▸ **TO DO**
Render every entry exactly as it appears.

------------------------------------------------------------------------

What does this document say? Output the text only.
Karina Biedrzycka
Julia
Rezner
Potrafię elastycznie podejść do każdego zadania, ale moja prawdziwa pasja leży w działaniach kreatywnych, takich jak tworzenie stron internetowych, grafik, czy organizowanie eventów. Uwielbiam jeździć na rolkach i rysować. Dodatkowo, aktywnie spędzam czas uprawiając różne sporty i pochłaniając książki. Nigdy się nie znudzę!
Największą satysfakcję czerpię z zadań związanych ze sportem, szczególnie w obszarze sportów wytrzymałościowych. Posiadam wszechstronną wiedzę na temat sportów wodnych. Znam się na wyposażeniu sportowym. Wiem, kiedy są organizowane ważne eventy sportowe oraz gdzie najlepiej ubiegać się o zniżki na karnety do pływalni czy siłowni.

------------------------------------------------------------------------

▸ **EXERCISE RESULT**
What does this document say? Output the text only.
Karina Biedrzycka
Julia
Rezner
Potrafię elastycznie podejść do każdego zadania, ale moja prawdziwa pasja leży w działaniach kreatywnych, takich jak tworzenie stron internetowych, grafik, czy organizowanie eventów. Uwielbiam jeździć na rolkach i rysować. Dodatkowo, aktywnie spędzam czas uprawiając różne sporty i pochłaniając książki. Nigdy się nie znudzę!
Największą satysfakcję czerpię z zadań związanych ze sportem, szczególnie w obszarze sportów wytrzymałościowych. Posiadam wszechstronną wiedzę na temat sportów wodnych. Znam się na wyposażeniu sportowym. Wiem, kiedy są organizowane ważne eventy sportowe oraz gdzie najlepiej ubiegać się o zniżki na karnety do pływalni czy siłowni.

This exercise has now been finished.